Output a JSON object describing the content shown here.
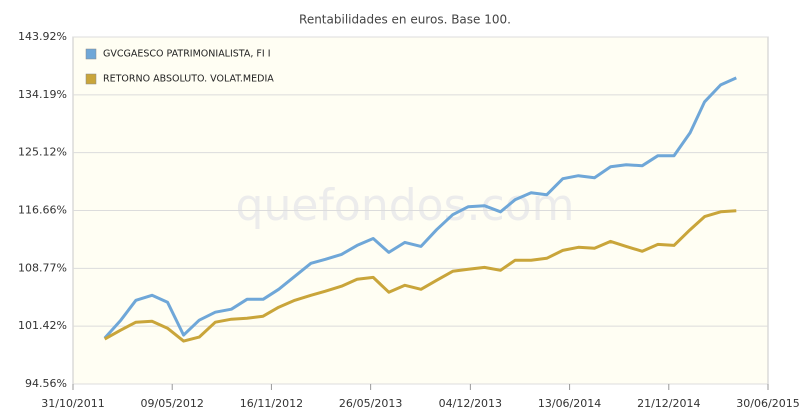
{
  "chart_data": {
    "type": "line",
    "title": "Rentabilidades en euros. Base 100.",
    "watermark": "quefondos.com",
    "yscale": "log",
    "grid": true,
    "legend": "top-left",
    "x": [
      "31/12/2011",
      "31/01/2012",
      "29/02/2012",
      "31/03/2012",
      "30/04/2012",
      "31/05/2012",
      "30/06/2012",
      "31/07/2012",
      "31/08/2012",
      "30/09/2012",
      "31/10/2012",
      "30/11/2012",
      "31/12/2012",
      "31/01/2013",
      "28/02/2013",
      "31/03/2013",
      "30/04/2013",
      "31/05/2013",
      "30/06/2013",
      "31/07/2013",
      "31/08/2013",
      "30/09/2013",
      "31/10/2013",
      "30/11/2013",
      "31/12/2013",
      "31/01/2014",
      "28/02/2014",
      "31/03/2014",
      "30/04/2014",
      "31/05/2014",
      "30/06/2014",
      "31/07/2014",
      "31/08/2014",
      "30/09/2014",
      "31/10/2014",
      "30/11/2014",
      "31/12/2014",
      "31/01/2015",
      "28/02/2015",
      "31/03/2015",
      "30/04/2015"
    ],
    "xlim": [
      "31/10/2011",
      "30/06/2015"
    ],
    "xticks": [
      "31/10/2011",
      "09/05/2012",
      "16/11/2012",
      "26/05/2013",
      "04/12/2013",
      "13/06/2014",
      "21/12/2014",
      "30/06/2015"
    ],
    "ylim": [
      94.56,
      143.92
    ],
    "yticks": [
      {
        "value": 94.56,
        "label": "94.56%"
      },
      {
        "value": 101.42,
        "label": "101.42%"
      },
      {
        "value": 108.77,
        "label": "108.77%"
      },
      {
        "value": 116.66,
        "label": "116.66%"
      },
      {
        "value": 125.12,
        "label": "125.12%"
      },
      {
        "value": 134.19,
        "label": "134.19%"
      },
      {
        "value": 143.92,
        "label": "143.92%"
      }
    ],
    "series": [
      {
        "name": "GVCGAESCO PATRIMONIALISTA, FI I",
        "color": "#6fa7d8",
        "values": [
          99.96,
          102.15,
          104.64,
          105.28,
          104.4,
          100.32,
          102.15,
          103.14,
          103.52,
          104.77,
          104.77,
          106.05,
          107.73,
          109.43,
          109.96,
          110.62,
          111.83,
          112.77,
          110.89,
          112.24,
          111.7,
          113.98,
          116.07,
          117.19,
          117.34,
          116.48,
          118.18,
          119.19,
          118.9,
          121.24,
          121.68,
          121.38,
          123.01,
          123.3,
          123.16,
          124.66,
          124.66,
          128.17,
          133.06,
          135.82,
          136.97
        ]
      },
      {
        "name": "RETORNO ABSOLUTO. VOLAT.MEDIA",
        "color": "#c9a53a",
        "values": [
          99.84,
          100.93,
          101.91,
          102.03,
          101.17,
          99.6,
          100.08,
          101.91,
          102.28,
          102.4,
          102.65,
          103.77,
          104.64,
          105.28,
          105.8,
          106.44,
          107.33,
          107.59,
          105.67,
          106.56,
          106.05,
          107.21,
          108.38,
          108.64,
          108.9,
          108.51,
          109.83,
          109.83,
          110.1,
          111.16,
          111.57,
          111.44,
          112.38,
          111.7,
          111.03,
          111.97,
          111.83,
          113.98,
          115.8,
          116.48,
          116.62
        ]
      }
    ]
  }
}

* * *

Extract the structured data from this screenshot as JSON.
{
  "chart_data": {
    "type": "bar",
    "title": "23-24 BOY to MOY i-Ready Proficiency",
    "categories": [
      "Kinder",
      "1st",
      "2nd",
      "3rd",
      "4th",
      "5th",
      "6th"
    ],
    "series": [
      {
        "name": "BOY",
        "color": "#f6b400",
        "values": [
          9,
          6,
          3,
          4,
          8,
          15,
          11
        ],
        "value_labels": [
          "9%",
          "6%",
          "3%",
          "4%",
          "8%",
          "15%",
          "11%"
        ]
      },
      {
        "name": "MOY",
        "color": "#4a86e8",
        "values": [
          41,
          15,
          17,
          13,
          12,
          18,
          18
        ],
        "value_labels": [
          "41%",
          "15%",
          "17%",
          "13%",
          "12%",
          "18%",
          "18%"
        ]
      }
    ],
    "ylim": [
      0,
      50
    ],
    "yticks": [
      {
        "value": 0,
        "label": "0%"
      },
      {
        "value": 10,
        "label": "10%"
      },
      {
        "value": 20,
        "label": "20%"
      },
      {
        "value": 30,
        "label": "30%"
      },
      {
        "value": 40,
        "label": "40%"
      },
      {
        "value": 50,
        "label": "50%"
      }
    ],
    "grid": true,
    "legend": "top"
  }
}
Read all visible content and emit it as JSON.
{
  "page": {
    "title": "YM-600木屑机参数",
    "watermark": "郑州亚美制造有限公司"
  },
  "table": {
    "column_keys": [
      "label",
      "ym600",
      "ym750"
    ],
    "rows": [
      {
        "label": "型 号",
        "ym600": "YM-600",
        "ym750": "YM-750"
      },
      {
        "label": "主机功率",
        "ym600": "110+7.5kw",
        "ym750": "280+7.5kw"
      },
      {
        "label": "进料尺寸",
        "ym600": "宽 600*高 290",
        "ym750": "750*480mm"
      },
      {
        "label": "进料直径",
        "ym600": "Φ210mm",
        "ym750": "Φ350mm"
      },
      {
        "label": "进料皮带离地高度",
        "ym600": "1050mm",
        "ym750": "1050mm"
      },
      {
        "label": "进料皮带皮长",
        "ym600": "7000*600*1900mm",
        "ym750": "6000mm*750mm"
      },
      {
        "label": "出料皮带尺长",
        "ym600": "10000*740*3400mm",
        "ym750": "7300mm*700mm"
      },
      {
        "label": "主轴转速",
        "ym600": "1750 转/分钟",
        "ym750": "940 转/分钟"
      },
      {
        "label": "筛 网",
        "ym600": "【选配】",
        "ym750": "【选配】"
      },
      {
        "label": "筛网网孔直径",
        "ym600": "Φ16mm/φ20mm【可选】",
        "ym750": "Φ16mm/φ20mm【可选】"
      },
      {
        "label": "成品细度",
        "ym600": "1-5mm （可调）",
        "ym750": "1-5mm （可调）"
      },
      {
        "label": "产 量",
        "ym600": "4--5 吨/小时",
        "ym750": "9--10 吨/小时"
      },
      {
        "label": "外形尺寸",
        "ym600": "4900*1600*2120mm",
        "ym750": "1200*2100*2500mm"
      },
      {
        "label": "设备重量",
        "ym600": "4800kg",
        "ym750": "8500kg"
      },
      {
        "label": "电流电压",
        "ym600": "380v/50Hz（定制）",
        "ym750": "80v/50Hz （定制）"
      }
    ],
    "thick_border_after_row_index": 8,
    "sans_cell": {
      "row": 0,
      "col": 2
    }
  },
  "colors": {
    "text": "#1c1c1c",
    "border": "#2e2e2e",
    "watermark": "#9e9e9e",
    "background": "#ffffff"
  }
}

---

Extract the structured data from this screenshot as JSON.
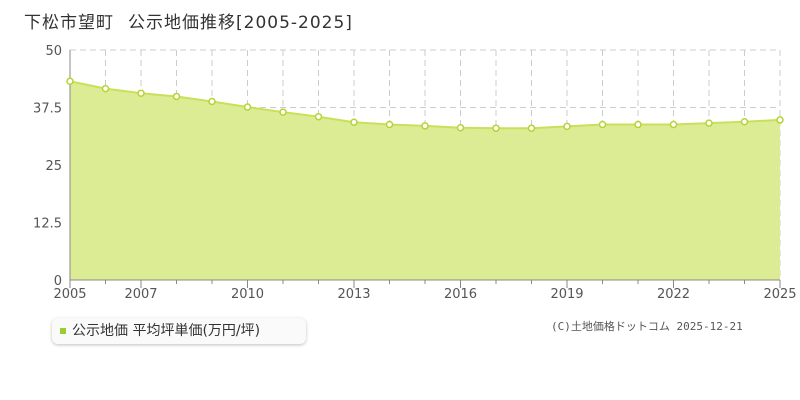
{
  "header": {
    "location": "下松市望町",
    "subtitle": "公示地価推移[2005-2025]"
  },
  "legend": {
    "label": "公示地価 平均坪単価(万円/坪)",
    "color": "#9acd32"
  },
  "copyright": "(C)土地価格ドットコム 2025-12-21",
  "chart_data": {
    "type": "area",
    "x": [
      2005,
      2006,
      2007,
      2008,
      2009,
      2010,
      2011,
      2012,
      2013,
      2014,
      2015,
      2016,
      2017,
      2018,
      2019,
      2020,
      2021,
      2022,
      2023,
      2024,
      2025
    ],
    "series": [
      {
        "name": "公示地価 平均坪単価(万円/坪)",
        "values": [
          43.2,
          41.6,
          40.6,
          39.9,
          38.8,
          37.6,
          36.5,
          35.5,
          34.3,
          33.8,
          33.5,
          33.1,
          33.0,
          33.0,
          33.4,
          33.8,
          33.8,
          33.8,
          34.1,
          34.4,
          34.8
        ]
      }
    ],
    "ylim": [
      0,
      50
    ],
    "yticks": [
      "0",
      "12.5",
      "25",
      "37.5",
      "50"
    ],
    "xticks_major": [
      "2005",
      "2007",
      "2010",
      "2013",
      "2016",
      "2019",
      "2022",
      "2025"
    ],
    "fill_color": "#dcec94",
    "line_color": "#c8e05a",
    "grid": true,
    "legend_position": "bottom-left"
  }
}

## TASK TO COMPLETE
Select every line in the material above where the string "watermark" occurs, and copy it.

## FINISHED TASK
    "watermark": "quefondos.com",
    "watermark": "郑州亚美制造有限公司"
    "watermark": "#9e9e9e",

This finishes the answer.